- Things to do
**1.** Copy word for word the part of the solar financing article starting with "The homeowner pays" and going on through "for service calls.".
**2.** According to the solar financing article, why is solar equipment an especially attractive tax shelter for investors? Answer in one to three sentences.
**3.** Continue the solar financing article from the point where it stops.

Boston — Just when solar power seemed like it was being overshadowed by an easing of the energy crisis and high interest rates, it may now have a chance at a comeback, with the help of an investment idea known as third-party financing.
The recession hit the fledging solar industry hard, but even as manufacturers were closing their doors, the investment community was taking a closer look at the tax benefits to be derived from leasing solar equipment.
Third-party equipment leasing is a common investment practice, but the combination of a 10 percent investment credit, a 15 percent federal tax credit on solar equipment, and other inducements makes solar power an extra-tempting tax shelter for investors.
Basically, solar manufacturers sell their equipment to investors, who then lease the equipment to homeowners, who pay a monthly fee. Or, investors seek out commercial users, mount the solar panels on a warehouse or factory, and actually sell the power to the customer while retaining all rights to the equipment.
A typical example is Equinox Solar of Miami. A manufacturer of solar panels, Equinox sells its equipment to A.T. Bliss & Co., a financing and marketing firm. Bliss gathers venture capital by pooling the resources of limited partners seeking tax shelters. The limited partners in turn join forces with Nationwide Power Corporation, a leasing agent. Nationwide Power does all the legwork, finding homeowners who are willing to lease the equipment, installing it, and servicing the account and the equipment. In return, Nationwide gets 25 percent of the monthly rental while the partners retain 75 percent. This reverts to a 50 -50 arrangement in increments over 20 years.
The homeowner pays an initial installation fee of close to $500, and then a monthly charge of $20 for the first two years. In Florida, the average monthly hot-water bill for a resident is $40 to $65. After two years the fees are adjusted to equal 50 percent of the current rate Florida Power and Light is charging their customers. In addition, Nationwide agrees to free replacement of any damaged equipment, and there is no charge for service calls.
A variation on the theme is the system American Solar King of Waco, Texas, is using. They locate a customer who wants low-priced energy and secure a 10-year user agreement, with options to renew. The company then seeks out an intermediary, such as a brokerage, which brings together investors seeking tax shelters. American Solar King sells the equipment to the investors, who in turn sell the solar power to the customer for 80 percent of the going utility rate. Instead of actually leasing the equipment, the investors become, in effect, a small utility company.

- Coordinate annotation records
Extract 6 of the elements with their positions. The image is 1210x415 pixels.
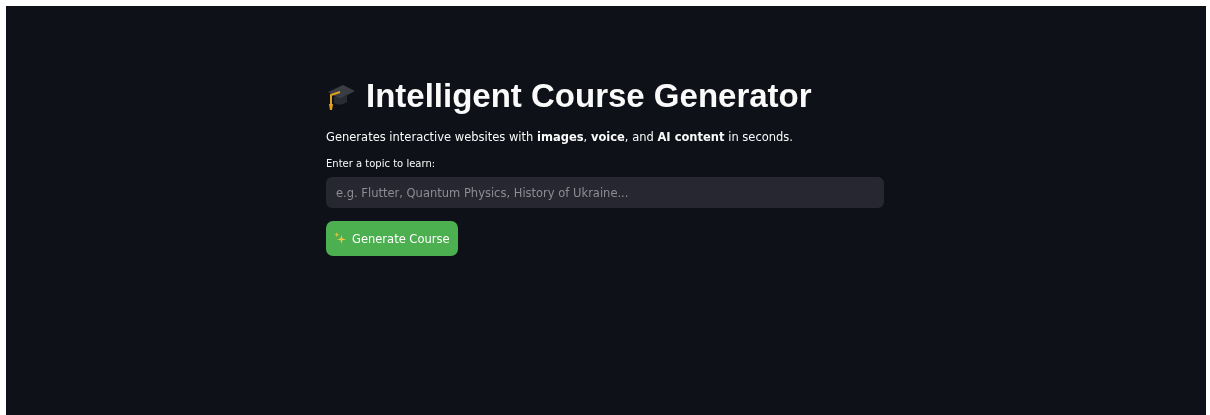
sparkles-icon: [334, 232, 347, 245]
topic-input-field[interactable]: e.g. Flutter, Quantum Physics, History of Ukraine...: [326, 177, 884, 208]
field-label: Enter a topic to learn:: [326, 158, 436, 169]
page-subtitle: Generates interactive websites with images, voice, and AI content in seconds.: [326, 130, 793, 144]
page-title: Intelligent Course Generator: [366, 76, 812, 116]
generate-course-button[interactable]: Generate Course: [326, 221, 458, 256]
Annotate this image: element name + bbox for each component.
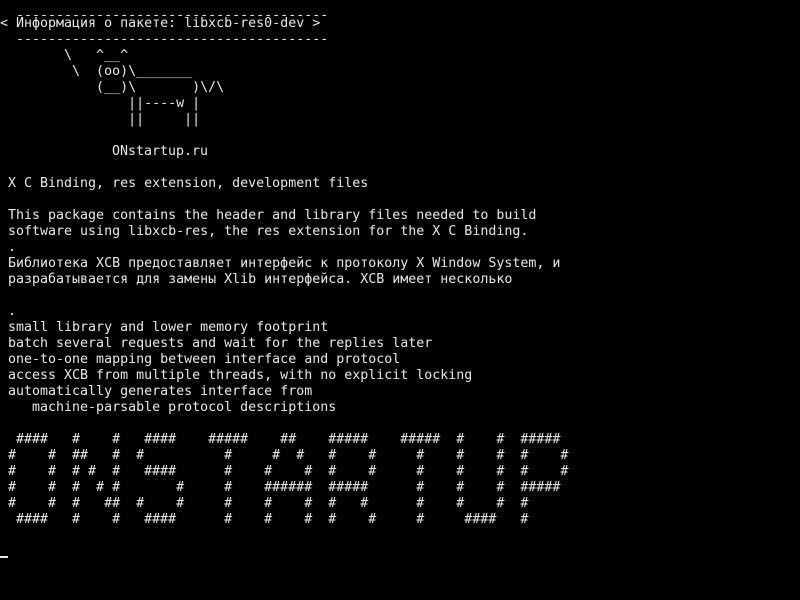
description-line: This package contains the header and lib… <box>8 208 537 223</box>
cowsay-cow-line: \ (oo)\_______ <box>8 64 193 79</box>
site-name: ONstartup.ru <box>112 144 209 159</box>
cowsay-cow-line: (__)\ )\/\ <box>8 80 225 95</box>
banner-line: # # # # # # # ###### ##### # # # ##### <box>8 480 561 495</box>
banner-line: # # # ## # # # # # # # # # # # <box>8 496 529 511</box>
description-line: разрабатывается для замены Xlib интерфей… <box>8 272 513 287</box>
feature-line: small library and lower memory footprint <box>8 320 329 335</box>
cowsay-cow-line: || || <box>8 112 201 127</box>
banner-line: #### # # #### # # # # # # #### # <box>8 512 529 527</box>
description-line: . <box>8 240 17 255</box>
feature-line: access XCB from multiple threads, with n… <box>8 368 473 383</box>
description-line: Библиотека XCB предоставляет интерфейс к… <box>8 256 561 271</box>
cowsay-message: < Информация о пакете: libxcb-res0-dev > <box>0 16 321 31</box>
features-separator: . <box>8 304 17 319</box>
cowsay-cow-line: \ ^__^ <box>8 48 129 63</box>
feature-line: batch several requests and wait for the … <box>8 336 433 351</box>
feature-line: one-to-one mapping between interface and… <box>8 352 401 367</box>
package-summary: X C Binding, res extension, development … <box>8 176 369 191</box>
banner-line: #### # # #### ##### ## ##### ##### # # #… <box>8 432 561 447</box>
feature-line: machine-parsable protocol descriptions <box>8 400 337 415</box>
description-line: software using libxcb-res, the res exten… <box>8 224 529 239</box>
cowsay-cow-line: ||----w | <box>8 96 201 111</box>
banner-line: # # # # # #### # # # # # # # # # # <box>8 464 569 479</box>
cowsay-border-bottom: --------------------------------------- <box>8 32 329 47</box>
terminal-screen[interactable]: --------------------------------------- … <box>0 0 800 600</box>
banner-line: # # ## # # # # # # # # # # # # <box>8 448 569 463</box>
feature-line: automatically generates interface from <box>8 384 313 399</box>
text-cursor <box>0 556 8 558</box>
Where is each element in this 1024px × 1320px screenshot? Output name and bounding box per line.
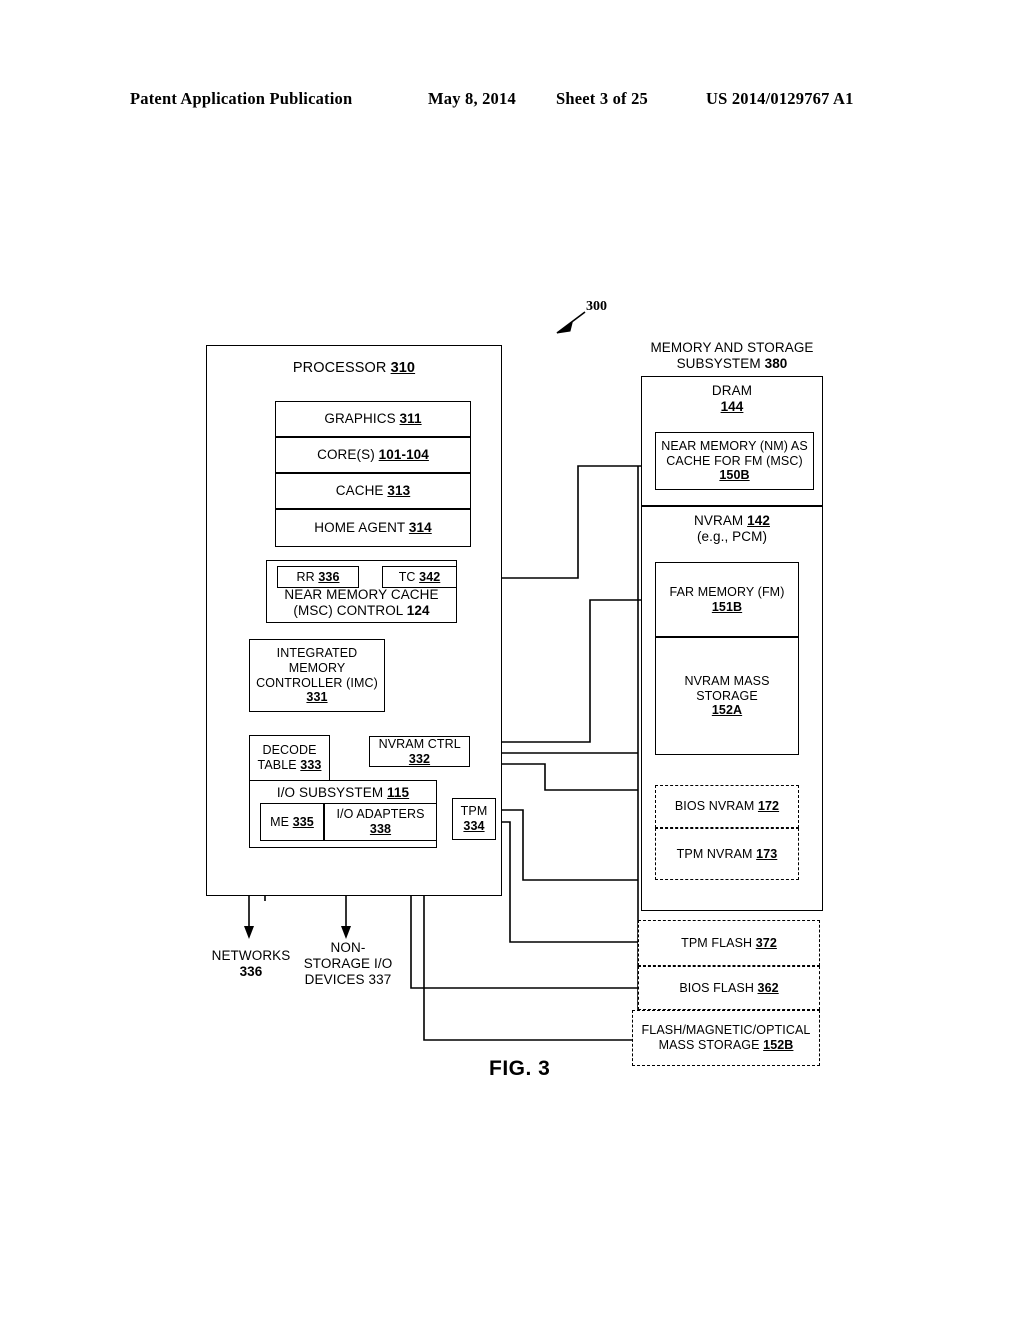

- Exercise responses
**1.**
The homeowner pays an initial installation fee of close to $500, and then a monthly charge of $20 for the first two years. In Florida, the average monthly hot-water bill for a resident is $40 to $65. After two years the fees are adjusted to equal 50 percent of the current rate Florida Power and Light is charging their customers. In addition, Nationwide agrees to free replacement of any damaged equipment, and there is no charge for service calls.

**2.** The article says solar equipment combines a 10 percent investment credit, a 15 percent federal tax credit on solar equipment, and other inducements. Together these make it an extra-tempting tax shelter for investors.

**3.**
For homeowners and solar manufacturers, the advantages of third-party financing are obvious: The homeowner isn't burdened with purchasing expensive equipment, and solar manufacturers gain new markets. But what's in it for the limited partners who are assuming most of the risk?
As a short-term investment, the prospects are not overly promising. The first five years of the investment isn't profitable, says Reinhard Mueller, treasurer of A.T. Bliss. ''But the equipment has a relatively long life and the write-offs make it attractive over the long term for the right investors.''
In fact, the 10 percent investment credit and the 15 percent federal tax credit generally offset an investor's down payment on the equipment. At the same time, deductions on interest on money borrowed and accelerated depreciation add a bit more sparkle to the package.
Investment analysts say that in several third-party financing deals, the price of solar equipment is being marked up substantially to provide investors with the most favorable tax benefits possible.
Some solar manufacturers and dealers have expressed concern that the federal government may alter the 15 percent tax-credit law, or close the loopholes that make third-party leasing viable for investors, because such arrangements were not the original intent of the law.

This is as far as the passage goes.